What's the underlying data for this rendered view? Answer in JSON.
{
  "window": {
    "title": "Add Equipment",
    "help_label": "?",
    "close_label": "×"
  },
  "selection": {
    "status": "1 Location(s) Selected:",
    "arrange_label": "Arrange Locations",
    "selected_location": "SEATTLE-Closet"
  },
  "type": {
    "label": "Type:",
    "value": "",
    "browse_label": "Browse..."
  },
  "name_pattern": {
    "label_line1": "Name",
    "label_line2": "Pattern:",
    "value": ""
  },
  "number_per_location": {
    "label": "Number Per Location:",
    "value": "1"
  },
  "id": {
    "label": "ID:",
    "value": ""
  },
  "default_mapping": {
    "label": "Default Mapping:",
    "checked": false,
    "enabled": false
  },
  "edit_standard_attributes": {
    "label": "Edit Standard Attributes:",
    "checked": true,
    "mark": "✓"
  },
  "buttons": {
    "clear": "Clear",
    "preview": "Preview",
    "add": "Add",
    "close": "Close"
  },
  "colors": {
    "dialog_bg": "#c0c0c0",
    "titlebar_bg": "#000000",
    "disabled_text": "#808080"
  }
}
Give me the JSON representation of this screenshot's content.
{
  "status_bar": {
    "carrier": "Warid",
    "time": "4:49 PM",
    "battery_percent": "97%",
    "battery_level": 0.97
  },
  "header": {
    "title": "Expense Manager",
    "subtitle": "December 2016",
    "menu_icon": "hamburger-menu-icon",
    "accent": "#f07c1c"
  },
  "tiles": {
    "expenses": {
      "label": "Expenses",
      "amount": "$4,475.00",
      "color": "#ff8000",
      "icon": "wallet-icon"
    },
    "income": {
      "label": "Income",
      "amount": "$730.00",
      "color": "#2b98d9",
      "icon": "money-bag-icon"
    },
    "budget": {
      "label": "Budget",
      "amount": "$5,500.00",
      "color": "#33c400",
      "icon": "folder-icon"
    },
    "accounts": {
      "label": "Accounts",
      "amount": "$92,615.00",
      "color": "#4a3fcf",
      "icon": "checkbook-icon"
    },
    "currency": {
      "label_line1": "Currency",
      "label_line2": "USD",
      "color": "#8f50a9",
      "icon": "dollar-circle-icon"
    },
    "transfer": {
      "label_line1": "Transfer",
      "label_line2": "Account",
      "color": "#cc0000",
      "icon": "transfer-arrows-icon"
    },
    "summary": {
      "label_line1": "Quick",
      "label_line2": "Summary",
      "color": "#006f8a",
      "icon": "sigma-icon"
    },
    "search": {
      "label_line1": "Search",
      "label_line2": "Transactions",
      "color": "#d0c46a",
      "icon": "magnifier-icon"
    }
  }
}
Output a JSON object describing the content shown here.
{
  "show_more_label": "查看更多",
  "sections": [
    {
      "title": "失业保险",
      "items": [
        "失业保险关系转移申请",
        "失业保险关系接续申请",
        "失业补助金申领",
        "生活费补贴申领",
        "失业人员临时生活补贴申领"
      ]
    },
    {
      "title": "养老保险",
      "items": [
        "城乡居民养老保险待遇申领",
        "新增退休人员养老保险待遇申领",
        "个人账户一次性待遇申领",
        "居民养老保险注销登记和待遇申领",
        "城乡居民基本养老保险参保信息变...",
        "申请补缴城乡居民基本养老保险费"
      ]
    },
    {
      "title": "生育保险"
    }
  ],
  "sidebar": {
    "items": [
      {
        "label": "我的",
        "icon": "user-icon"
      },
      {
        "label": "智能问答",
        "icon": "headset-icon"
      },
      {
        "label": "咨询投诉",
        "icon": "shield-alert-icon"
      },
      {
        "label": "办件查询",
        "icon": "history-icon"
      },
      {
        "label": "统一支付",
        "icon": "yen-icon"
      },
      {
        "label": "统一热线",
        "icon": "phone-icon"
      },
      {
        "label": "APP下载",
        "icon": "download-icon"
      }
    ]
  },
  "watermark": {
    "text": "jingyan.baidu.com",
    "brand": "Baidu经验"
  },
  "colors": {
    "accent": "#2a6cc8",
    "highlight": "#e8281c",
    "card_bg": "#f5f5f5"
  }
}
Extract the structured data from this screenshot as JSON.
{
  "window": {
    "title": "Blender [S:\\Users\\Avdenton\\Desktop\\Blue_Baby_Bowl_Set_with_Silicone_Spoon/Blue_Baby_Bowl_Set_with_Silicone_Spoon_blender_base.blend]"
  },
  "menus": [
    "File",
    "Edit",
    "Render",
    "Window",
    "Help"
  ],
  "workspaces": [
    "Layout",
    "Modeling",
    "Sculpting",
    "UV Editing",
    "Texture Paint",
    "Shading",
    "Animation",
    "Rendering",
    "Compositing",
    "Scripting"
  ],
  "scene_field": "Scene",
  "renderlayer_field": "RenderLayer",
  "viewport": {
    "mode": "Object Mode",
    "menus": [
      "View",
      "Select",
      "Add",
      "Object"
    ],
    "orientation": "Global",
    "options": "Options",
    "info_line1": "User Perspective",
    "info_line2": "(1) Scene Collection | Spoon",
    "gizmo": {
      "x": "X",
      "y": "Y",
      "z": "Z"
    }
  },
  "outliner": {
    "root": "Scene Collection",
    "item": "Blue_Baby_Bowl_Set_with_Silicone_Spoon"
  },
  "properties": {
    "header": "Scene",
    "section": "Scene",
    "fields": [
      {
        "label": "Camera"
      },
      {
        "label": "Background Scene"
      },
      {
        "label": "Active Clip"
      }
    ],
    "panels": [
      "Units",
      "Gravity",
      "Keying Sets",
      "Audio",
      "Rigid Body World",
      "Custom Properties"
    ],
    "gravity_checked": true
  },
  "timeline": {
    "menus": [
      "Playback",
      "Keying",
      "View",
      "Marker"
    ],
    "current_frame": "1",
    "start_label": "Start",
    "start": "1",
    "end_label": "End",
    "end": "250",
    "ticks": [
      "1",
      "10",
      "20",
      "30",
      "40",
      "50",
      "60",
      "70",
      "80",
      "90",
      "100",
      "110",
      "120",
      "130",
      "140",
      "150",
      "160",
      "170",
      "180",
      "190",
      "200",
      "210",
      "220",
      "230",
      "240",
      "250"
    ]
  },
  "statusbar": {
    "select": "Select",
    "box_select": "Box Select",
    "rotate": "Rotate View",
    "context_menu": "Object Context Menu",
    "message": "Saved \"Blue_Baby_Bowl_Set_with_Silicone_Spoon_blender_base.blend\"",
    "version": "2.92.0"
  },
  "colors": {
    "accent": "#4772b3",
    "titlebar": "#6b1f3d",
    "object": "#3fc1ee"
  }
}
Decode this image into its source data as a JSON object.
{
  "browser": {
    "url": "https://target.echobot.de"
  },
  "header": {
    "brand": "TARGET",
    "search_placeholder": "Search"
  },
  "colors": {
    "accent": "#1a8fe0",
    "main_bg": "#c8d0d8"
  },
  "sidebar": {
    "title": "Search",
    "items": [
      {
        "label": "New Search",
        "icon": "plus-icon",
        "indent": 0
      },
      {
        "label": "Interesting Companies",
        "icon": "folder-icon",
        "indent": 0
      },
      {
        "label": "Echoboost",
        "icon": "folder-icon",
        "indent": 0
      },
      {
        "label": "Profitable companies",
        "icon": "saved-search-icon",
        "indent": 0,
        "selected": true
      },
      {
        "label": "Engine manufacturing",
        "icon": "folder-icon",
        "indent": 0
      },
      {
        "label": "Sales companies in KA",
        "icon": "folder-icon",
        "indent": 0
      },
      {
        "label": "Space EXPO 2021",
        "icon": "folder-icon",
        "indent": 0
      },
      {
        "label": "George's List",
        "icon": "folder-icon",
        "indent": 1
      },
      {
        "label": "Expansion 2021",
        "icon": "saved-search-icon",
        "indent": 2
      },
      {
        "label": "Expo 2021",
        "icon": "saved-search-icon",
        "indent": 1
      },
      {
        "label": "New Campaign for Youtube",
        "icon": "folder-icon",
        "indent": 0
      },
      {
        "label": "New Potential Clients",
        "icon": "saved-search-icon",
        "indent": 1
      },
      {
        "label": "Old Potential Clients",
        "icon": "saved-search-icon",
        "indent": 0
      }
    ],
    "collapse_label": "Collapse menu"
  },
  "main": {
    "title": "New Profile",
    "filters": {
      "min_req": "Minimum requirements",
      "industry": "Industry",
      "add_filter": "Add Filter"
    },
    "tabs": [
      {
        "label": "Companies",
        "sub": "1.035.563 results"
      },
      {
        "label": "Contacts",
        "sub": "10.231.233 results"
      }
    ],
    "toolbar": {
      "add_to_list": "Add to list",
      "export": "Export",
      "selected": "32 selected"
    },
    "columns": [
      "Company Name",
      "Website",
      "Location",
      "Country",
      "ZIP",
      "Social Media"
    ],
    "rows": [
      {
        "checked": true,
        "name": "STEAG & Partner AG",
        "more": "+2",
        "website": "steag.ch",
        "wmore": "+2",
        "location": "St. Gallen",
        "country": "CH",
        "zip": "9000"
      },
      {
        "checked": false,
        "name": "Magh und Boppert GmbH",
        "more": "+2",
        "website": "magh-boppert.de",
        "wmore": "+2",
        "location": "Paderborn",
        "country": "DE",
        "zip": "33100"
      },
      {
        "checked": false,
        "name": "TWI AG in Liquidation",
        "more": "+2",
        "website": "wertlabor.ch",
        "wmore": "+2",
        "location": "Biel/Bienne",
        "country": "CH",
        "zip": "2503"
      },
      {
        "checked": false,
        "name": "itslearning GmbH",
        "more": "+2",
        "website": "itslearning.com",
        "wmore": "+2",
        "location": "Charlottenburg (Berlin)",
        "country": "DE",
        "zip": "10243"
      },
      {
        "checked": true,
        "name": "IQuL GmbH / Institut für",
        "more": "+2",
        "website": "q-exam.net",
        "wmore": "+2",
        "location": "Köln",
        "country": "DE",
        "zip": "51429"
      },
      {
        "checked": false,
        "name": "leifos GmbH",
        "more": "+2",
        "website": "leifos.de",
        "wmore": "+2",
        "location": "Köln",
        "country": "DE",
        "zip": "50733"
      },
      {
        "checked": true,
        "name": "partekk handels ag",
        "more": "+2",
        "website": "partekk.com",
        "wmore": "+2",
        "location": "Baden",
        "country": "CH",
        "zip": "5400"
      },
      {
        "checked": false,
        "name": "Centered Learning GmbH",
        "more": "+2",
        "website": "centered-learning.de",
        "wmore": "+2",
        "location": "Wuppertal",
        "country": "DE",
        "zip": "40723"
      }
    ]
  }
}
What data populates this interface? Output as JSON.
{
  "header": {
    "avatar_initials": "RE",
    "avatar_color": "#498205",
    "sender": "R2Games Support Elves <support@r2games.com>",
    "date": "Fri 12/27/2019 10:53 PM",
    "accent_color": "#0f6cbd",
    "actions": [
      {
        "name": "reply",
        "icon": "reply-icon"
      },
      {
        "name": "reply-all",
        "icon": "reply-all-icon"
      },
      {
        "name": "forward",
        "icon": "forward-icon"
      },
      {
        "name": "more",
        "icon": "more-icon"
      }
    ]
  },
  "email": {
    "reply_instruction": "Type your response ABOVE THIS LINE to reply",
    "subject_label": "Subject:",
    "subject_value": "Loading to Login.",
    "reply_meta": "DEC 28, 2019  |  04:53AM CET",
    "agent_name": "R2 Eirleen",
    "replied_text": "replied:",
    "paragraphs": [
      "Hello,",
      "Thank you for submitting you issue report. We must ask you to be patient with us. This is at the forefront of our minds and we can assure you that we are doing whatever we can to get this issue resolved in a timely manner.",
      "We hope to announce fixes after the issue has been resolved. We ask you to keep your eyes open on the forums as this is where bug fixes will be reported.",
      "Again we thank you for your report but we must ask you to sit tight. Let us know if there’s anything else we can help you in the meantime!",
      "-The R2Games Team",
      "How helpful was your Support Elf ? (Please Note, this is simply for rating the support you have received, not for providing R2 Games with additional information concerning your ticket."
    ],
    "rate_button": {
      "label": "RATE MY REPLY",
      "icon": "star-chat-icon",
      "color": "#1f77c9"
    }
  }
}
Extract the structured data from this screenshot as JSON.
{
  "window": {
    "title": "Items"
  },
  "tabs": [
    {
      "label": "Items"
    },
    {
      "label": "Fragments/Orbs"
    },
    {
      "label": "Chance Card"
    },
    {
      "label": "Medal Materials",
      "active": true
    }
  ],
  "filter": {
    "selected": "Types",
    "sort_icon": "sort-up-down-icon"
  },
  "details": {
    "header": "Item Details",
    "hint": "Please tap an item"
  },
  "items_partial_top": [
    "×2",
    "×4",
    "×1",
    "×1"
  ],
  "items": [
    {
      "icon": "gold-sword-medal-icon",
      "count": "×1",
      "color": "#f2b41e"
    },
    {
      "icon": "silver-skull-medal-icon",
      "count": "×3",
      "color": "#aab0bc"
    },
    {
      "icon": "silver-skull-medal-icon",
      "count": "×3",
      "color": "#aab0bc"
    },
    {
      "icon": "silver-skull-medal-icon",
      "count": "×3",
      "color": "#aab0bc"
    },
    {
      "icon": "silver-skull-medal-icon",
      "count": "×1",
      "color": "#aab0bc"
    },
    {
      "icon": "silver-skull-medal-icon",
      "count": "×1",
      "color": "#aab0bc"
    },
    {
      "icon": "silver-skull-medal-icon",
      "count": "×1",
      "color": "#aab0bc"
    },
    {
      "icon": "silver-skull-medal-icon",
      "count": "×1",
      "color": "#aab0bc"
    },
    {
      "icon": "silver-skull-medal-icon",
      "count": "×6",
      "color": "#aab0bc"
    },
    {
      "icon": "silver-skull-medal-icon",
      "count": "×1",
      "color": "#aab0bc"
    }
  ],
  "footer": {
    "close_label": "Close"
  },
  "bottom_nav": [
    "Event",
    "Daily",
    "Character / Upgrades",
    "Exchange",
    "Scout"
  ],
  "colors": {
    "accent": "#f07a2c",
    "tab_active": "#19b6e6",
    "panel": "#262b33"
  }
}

☆ ☆ ☆

▶ **THE PROBLEM**
Review the preceding data and report every line that includes the string "Clients".

▶ **OUTPUT**
        "label": "New Potential Clients",
        "label": "Old Potential Clients",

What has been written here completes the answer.